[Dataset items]
- - - -

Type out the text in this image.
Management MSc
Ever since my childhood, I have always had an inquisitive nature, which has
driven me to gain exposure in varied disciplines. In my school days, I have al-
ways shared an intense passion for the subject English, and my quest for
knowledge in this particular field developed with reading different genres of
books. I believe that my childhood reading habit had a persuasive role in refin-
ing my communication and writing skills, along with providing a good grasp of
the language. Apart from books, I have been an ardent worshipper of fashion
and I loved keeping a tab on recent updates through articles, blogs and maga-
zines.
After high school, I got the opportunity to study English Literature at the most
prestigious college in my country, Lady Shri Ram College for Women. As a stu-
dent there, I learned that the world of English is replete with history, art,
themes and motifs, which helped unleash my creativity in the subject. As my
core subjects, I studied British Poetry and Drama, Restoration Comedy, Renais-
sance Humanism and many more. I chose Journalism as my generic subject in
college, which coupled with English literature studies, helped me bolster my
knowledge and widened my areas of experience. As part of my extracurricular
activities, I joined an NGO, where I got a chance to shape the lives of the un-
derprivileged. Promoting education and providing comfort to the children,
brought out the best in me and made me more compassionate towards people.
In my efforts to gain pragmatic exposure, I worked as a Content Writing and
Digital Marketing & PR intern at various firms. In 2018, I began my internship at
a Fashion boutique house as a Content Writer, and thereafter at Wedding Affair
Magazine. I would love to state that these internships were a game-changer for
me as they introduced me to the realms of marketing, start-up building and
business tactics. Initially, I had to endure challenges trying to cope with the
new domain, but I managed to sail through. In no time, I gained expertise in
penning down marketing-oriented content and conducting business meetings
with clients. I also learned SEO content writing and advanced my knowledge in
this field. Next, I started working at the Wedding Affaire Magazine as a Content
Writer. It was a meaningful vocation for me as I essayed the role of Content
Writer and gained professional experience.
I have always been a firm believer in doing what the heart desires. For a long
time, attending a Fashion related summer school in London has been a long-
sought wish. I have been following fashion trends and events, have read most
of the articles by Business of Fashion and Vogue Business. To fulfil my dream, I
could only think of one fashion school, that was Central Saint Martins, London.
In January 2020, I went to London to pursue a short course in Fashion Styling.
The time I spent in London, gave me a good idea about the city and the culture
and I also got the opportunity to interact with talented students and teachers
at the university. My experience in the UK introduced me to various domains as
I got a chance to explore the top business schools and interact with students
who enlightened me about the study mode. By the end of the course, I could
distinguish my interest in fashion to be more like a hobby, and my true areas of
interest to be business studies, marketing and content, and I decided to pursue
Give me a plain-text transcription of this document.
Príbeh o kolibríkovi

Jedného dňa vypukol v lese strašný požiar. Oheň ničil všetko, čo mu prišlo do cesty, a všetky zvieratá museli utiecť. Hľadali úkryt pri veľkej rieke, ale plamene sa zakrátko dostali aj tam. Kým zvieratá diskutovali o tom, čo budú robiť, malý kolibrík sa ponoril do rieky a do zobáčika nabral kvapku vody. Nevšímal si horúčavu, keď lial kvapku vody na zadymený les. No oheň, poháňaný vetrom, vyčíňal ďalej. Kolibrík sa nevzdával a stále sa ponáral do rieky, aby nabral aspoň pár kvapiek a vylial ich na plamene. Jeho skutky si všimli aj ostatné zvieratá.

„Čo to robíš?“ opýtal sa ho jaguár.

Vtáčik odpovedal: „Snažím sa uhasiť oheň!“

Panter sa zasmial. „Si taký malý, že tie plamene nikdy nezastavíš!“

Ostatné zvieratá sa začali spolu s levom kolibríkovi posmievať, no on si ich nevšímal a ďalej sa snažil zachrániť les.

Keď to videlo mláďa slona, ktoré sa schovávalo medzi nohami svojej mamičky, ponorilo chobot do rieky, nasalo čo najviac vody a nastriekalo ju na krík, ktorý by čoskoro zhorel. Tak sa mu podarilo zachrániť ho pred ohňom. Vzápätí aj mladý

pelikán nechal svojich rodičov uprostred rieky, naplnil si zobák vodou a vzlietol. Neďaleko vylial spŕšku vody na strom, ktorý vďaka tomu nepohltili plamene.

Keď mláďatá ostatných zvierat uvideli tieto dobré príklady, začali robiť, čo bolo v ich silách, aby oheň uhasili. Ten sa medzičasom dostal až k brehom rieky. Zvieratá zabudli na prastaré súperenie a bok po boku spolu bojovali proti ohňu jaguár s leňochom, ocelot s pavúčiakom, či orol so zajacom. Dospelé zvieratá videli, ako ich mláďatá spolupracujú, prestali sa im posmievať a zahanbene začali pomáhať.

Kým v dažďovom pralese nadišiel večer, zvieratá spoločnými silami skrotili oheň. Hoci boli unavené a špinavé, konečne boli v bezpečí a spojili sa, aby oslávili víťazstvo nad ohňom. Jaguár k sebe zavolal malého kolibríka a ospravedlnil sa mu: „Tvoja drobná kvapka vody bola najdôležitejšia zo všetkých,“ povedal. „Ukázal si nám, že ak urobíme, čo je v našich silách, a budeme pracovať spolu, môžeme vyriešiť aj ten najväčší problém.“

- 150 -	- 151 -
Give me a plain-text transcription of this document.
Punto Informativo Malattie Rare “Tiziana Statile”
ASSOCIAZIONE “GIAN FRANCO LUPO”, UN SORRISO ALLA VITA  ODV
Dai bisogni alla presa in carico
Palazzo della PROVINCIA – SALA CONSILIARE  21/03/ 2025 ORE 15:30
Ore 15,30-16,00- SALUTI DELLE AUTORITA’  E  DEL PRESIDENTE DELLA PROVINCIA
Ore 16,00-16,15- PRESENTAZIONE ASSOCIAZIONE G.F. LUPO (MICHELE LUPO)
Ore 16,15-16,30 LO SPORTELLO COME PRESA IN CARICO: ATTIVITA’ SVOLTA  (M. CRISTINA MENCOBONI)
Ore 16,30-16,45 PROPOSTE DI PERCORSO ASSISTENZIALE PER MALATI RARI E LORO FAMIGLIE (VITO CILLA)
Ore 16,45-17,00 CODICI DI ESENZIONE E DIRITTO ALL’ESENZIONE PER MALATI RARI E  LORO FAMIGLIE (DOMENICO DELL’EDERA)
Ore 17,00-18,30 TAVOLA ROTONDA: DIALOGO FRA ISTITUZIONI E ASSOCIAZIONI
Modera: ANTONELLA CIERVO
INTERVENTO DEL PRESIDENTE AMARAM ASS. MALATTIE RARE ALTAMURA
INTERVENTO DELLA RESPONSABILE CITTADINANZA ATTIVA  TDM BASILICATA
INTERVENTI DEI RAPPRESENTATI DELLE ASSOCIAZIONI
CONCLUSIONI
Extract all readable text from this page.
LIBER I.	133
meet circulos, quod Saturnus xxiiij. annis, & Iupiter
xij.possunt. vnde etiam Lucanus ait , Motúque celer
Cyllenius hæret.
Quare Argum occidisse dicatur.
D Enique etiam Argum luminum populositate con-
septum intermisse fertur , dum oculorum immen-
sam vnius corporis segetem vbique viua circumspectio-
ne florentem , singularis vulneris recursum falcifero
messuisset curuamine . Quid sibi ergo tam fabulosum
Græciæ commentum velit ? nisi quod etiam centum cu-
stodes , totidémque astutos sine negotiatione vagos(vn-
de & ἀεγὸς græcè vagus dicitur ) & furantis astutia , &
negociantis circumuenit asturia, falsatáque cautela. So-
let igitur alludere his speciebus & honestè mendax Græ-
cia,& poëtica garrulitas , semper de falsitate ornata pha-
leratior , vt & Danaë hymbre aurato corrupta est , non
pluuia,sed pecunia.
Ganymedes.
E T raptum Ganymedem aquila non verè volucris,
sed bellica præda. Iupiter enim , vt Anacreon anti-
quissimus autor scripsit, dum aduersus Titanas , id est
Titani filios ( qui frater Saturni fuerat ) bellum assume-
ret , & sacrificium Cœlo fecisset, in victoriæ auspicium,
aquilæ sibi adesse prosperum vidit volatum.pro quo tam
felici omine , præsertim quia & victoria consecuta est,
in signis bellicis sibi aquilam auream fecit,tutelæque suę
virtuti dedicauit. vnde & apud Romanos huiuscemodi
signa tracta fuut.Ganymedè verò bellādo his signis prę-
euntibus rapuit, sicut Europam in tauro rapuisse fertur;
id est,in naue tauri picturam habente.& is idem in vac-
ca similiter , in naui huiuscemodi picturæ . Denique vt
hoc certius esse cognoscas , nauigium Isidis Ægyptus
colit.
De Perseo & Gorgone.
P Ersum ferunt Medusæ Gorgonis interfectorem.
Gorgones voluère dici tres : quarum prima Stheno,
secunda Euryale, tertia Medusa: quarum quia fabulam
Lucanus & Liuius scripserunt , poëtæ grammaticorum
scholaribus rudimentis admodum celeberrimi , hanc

- - - -

_THE EXERCISE_: Report all lines of the material that contain the word "MALATI".

_SOLVED EXERCISE_:
Ore 16,30-16,45 PROPOSTE DI PERCORSO ASSISTENZIALE PER MALATI RARI E LORO FAMIGLIE (VITO CILLA)
Ore 16,45-17,00 CODICI DI ESENZIONE E DIRITTO ALL’ESENZIONE PER MALATI RARI E  LORO FAMIGLIE (DOMENICO DELL’EDERA)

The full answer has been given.